Entries with figure data:

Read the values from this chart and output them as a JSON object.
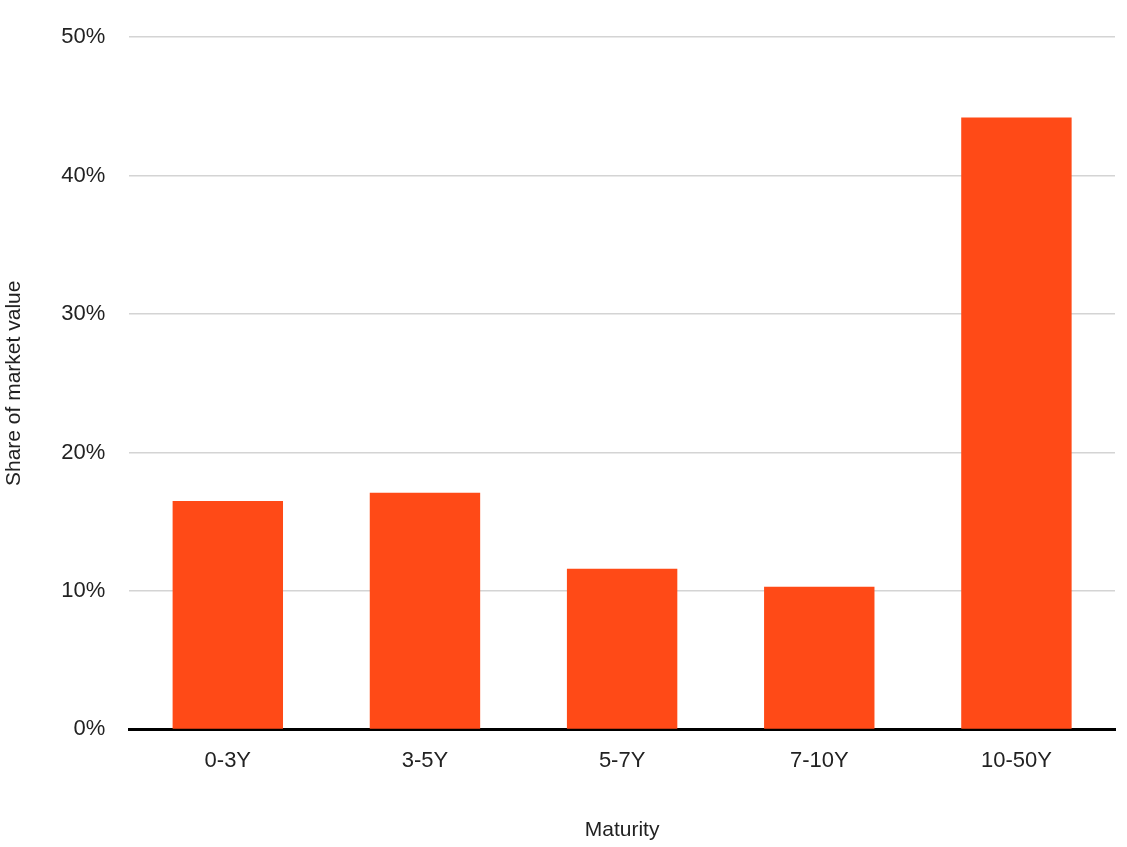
{
  "chart_data": {
    "type": "bar",
    "xlabel": "Maturity",
    "ylabel": "Share of market value",
    "categories": [
      "0-3Y",
      "3-5Y",
      "5-7Y",
      "7-10Y",
      "10-50Y"
    ],
    "values": [
      16.5,
      17.1,
      11.6,
      10.3,
      44.2
    ],
    "color": "#ff4a17",
    "ylim": [
      0,
      50
    ],
    "yticks": [
      {
        "value": 0,
        "label": "0%"
      },
      {
        "value": 10,
        "label": "10%"
      },
      {
        "value": 20,
        "label": "20%"
      },
      {
        "value": 30,
        "label": "30%"
      },
      {
        "value": 40,
        "label": "40%"
      },
      {
        "value": 50,
        "label": "50%"
      }
    ],
    "grid": "y",
    "legend": false
  }
}
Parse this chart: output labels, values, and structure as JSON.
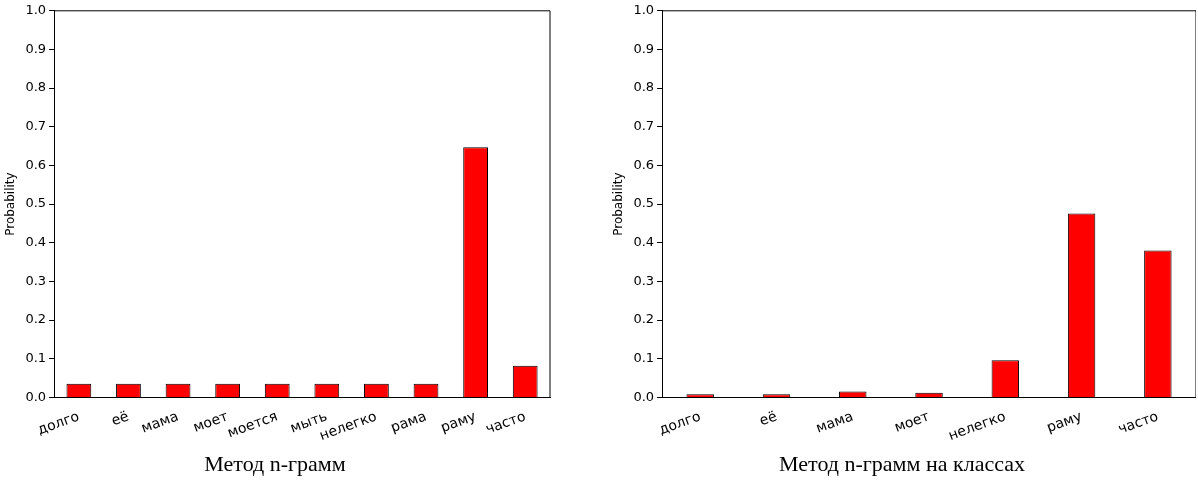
{
  "chart_data": [
    {
      "type": "bar",
      "title": "Метод n-грамм",
      "ylabel": "Probability",
      "categories": [
        "долго",
        "её",
        "мама",
        "моет",
        "моется",
        "мыть",
        "нелегко",
        "рама",
        "раму",
        "часто"
      ],
      "values": [
        0.035,
        0.035,
        0.035,
        0.035,
        0.035,
        0.035,
        0.035,
        0.035,
        0.647,
        0.082
      ],
      "color": "#ff0000",
      "ylim": [
        0,
        1
      ],
      "yticks": [
        {
          "value": 0,
          "label": "0.0"
        },
        {
          "value": 0.1,
          "label": "0.1"
        },
        {
          "value": 0.2,
          "label": "0.2"
        },
        {
          "value": 0.3,
          "label": "0.3"
        },
        {
          "value": 0.4,
          "label": "0.4"
        },
        {
          "value": 0.5,
          "label": "0.5"
        },
        {
          "value": 0.6,
          "label": "0.6"
        },
        {
          "value": 0.7,
          "label": "0.7"
        },
        {
          "value": 0.8,
          "label": "0.8"
        },
        {
          "value": 0.9,
          "label": "0.9"
        },
        {
          "value": 1,
          "label": "1.0"
        }
      ],
      "grid": false,
      "legend": false
    },
    {
      "type": "bar",
      "title": "Метод n-грамм на классах",
      "ylabel": "Probability",
      "categories": [
        "долго",
        "её",
        "мама",
        "моет",
        "нелегко",
        "раму",
        "часто"
      ],
      "values": [
        0.008,
        0.008,
        0.015,
        0.012,
        0.096,
        0.476,
        0.38
      ],
      "color": "#ff0000",
      "ylim": [
        0,
        1
      ],
      "yticks": [
        {
          "value": 0,
          "label": "0.0"
        },
        {
          "value": 0.1,
          "label": "0.1"
        },
        {
          "value": 0.2,
          "label": "0.2"
        },
        {
          "value": 0.3,
          "label": "0.3"
        },
        {
          "value": 0.4,
          "label": "0.4"
        },
        {
          "value": 0.5,
          "label": "0.5"
        },
        {
          "value": 0.6,
          "label": "0.6"
        },
        {
          "value": 0.7,
          "label": "0.7"
        },
        {
          "value": 0.8,
          "label": "0.8"
        },
        {
          "value": 0.9,
          "label": "0.9"
        },
        {
          "value": 1,
          "label": "1.0"
        }
      ],
      "grid": false,
      "legend": false
    }
  ]
}
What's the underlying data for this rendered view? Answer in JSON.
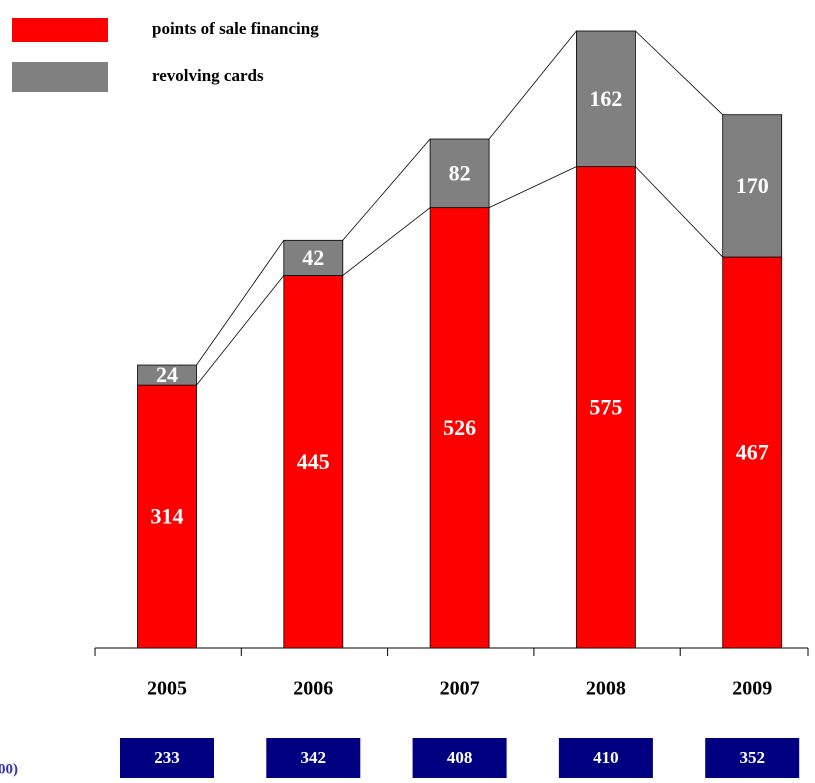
{
  "chart_data": {
    "type": "stacked_bar",
    "categories": [
      "2005",
      "2006",
      "2007",
      "2008",
      "2009"
    ],
    "series": [
      {
        "name": "points of sale financing",
        "color": "#ff0000",
        "values": [
          314,
          445,
          526,
          575,
          467
        ]
      },
      {
        "name": "revolving cards",
        "color": "#808080",
        "values": [
          24,
          42,
          82,
          162,
          170
        ]
      }
    ],
    "bottom_row": {
      "label": "00)",
      "values": [
        233,
        342,
        408,
        410,
        352
      ],
      "color": "#000080"
    }
  }
}
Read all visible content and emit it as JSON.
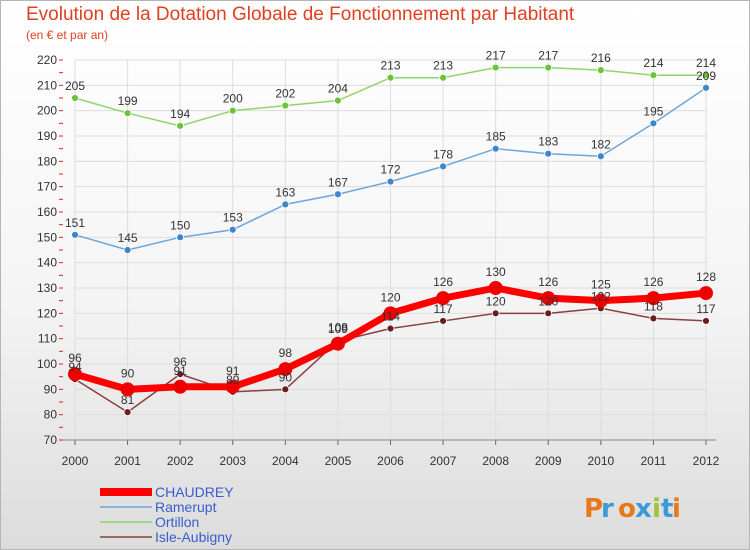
{
  "header": {
    "title": "Evolution de la Dotation Globale de Fonctionnement par Habitant",
    "subtitle": "(en € et par an)"
  },
  "brand": {
    "logo_text": "Proxiti",
    "letter_colors": [
      "#e8791a",
      "#3c9ad6",
      "#e8791a",
      "#3c9ad6",
      "#9cc43c",
      "#3c9ad6",
      "#e8791a"
    ]
  },
  "chart_data": {
    "type": "line",
    "title": "Evolution de la Dotation Globale de Fonctionnement par Habitant",
    "subtitle": "(en € et par an)",
    "x": [
      "2000",
      "2001",
      "2002",
      "2003",
      "2004",
      "2005",
      "2006",
      "2007",
      "2008",
      "2009",
      "2010",
      "2011",
      "2012"
    ],
    "ylim": [
      70,
      220
    ],
    "yticks": [
      70,
      80,
      90,
      100,
      110,
      120,
      130,
      140,
      150,
      160,
      170,
      180,
      190,
      200,
      210,
      220
    ],
    "grid": true,
    "legend_position": "bottom-left",
    "series": [
      {
        "name": "Ortillon",
        "color": "#8fd66a",
        "marker": "#6cc43c",
        "values": [
          205,
          199,
          194,
          200,
          202,
          204,
          213,
          213,
          217,
          217,
          216,
          214,
          214
        ]
      },
      {
        "name": "Ramerupt",
        "color": "#6ea6d8",
        "marker": "#3f86c8",
        "values": [
          151,
          145,
          150,
          153,
          163,
          167,
          172,
          178,
          185,
          183,
          182,
          195,
          209
        ]
      },
      {
        "name": "Isle-Aubigny",
        "color": "#8a4040",
        "marker": "#6a1f1f",
        "values": [
          94,
          81,
          96,
          89,
          90,
          109,
          114,
          117,
          120,
          120,
          122,
          118,
          117
        ]
      },
      {
        "name": "CHAUDREY",
        "color": "#ff0000",
        "marker": "#ee0000",
        "values": [
          96,
          90,
          91,
          91,
          98,
          108,
          120,
          126,
          130,
          126,
          125,
          126,
          128
        ]
      }
    ],
    "legend_order": [
      "CHAUDREY",
      "Ramerupt",
      "Ortillon",
      "Isle-Aubigny"
    ],
    "legend_text_color": "#3a5cd0"
  }
}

Written problem:
In your copy, repeat each record exactly and include no pictures.

Solution to this problem:
Read the values from this chart and output them as a JSON object.
{
  "chart_data": {
    "type": "bar",
    "xlabel": "Maturity",
    "ylabel": "Share of market value",
    "categories": [
      "0-3Y",
      "3-5Y",
      "5-7Y",
      "7-10Y",
      "10-50Y"
    ],
    "values": [
      16.5,
      17.1,
      11.6,
      10.3,
      44.2
    ],
    "color": "#ff4a17",
    "ylim": [
      0,
      50
    ],
    "yticks": [
      {
        "value": 0,
        "label": "0%"
      },
      {
        "value": 10,
        "label": "10%"
      },
      {
        "value": 20,
        "label": "20%"
      },
      {
        "value": 30,
        "label": "30%"
      },
      {
        "value": 40,
        "label": "40%"
      },
      {
        "value": 50,
        "label": "50%"
      }
    ],
    "grid": "y",
    "legend": false
  }
}
Parse this chart: output labels, values, and structure as JSON.
{
  "chart_data": [
    {
      "type": "bar",
      "title": "Метод n-грамм",
      "ylabel": "Probability",
      "categories": [
        "долго",
        "её",
        "мама",
        "моет",
        "моется",
        "мыть",
        "нелегко",
        "рама",
        "раму",
        "часто"
      ],
      "values": [
        0.035,
        0.035,
        0.035,
        0.035,
        0.035,
        0.035,
        0.035,
        0.035,
        0.647,
        0.082
      ],
      "color": "#ff0000",
      "ylim": [
        0,
        1
      ],
      "yticks": [
        {
          "value": 0,
          "label": "0.0"
        },
        {
          "value": 0.1,
          "label": "0.1"
        },
        {
          "value": 0.2,
          "label": "0.2"
        },
        {
          "value": 0.3,
          "label": "0.3"
        },
        {
          "value": 0.4,
          "label": "0.4"
        },
        {
          "value": 0.5,
          "label": "0.5"
        },
        {
          "value": 0.6,
          "label": "0.6"
        },
        {
          "value": 0.7,
          "label": "0.7"
        },
        {
          "value": 0.8,
          "label": "0.8"
        },
        {
          "value": 0.9,
          "label": "0.9"
        },
        {
          "value": 1,
          "label": "1.0"
        }
      ],
      "grid": false,
      "legend": false
    },
    {
      "type": "bar",
      "title": "Метод n-грамм на классах",
      "ylabel": "Probability",
      "categories": [
        "долго",
        "её",
        "мама",
        "моет",
        "нелегко",
        "раму",
        "часто"
      ],
      "values": [
        0.008,
        0.008,
        0.015,
        0.012,
        0.096,
        0.476,
        0.38
      ],
      "color": "#ff0000",
      "ylim": [
        0,
        1
      ],
      "yticks": [
        {
          "value": 0,
          "label": "0.0"
        },
        {
          "value": 0.1,
          "label": "0.1"
        },
        {
          "value": 0.2,
          "label": "0.2"
        },
        {
          "value": 0.3,
          "label": "0.3"
        },
        {
          "value": 0.4,
          "label": "0.4"
        },
        {
          "value": 0.5,
          "label": "0.5"
        },
        {
          "value": 0.6,
          "label": "0.6"
        },
        {
          "value": 0.7,
          "label": "0.7"
        },
        {
          "value": 0.8,
          "label": "0.8"
        },
        {
          "value": 0.9,
          "label": "0.9"
        },
        {
          "value": 1,
          "label": "1.0"
        }
      ],
      "grid": false,
      "legend": false
    }
  ]
}
What's the underlying data for this rendered view? Answer in JSON.
{
  "chart_data": {
    "type": "stacked_bar",
    "categories": [
      "2005",
      "2006",
      "2007",
      "2008",
      "2009"
    ],
    "series": [
      {
        "name": "points of sale financing",
        "color": "#ff0000",
        "values": [
          314,
          445,
          526,
          575,
          467
        ]
      },
      {
        "name": "revolving cards",
        "color": "#808080",
        "values": [
          24,
          42,
          82,
          162,
          170
        ]
      }
    ],
    "bottom_row": {
      "label": "00)",
      "values": [
        233,
        342,
        408,
        410,
        352
      ],
      "color": "#000080"
    }
  }
}
Read all visible content and emit it as JSON.
{
  "header": {
    "title": "Evolution de la Dotation Globale de Fonctionnement par Habitant",
    "subtitle": "(en € et par an)"
  },
  "brand": {
    "logo_text": "Proxiti",
    "letter_colors": [
      "#e8791a",
      "#3c9ad6",
      "#e8791a",
      "#3c9ad6",
      "#9cc43c",
      "#3c9ad6",
      "#e8791a"
    ]
  },
  "chart_data": {
    "type": "line",
    "title": "Evolution de la Dotation Globale de Fonctionnement par Habitant",
    "subtitle": "(en € et par an)",
    "x": [
      "2000",
      "2001",
      "2002",
      "2003",
      "2004",
      "2005",
      "2006",
      "2007",
      "2008",
      "2009",
      "2010",
      "2011",
      "2012"
    ],
    "ylim": [
      70,
      220
    ],
    "yticks": [
      70,
      80,
      90,
      100,
      110,
      120,
      130,
      140,
      150,
      160,
      170,
      180,
      190,
      200,
      210,
      220
    ],
    "grid": true,
    "legend_position": "bottom-left",
    "series": [
      {
        "name": "Ortillon",
        "color": "#8fd66a",
        "marker": "#6cc43c",
        "values": [
          205,
          199,
          194,
          200,
          202,
          204,
          213,
          213,
          217,
          217,
          216,
          214,
          214
        ]
      },
      {
        "name": "Ramerupt",
        "color": "#6ea6d8",
        "marker": "#3f86c8",
        "values": [
          151,
          145,
          150,
          153,
          163,
          167,
          172,
          178,
          185,
          183,
          182,
          195,
          209
        ]
      },
      {
        "name": "Isle-Aubigny",
        "color": "#8a4040",
        "marker": "#6a1f1f",
        "values": [
          94,
          81,
          96,
          89,
          90,
          109,
          114,
          117,
          120,
          120,
          122,
          118,
          117
        ]
      },
      {
        "name": "CHAUDREY",
        "color": "#ff0000",
        "marker": "#ee0000",
        "values": [
          96,
          90,
          91,
          91,
          98,
          108,
          120,
          126,
          130,
          126,
          125,
          126,
          128
        ]
      }
    ],
    "legend_order": [
      "CHAUDREY",
      "Ramerupt",
      "Ortillon",
      "Isle-Aubigny"
    ],
    "legend_text_color": "#3a5cd0"
  }
}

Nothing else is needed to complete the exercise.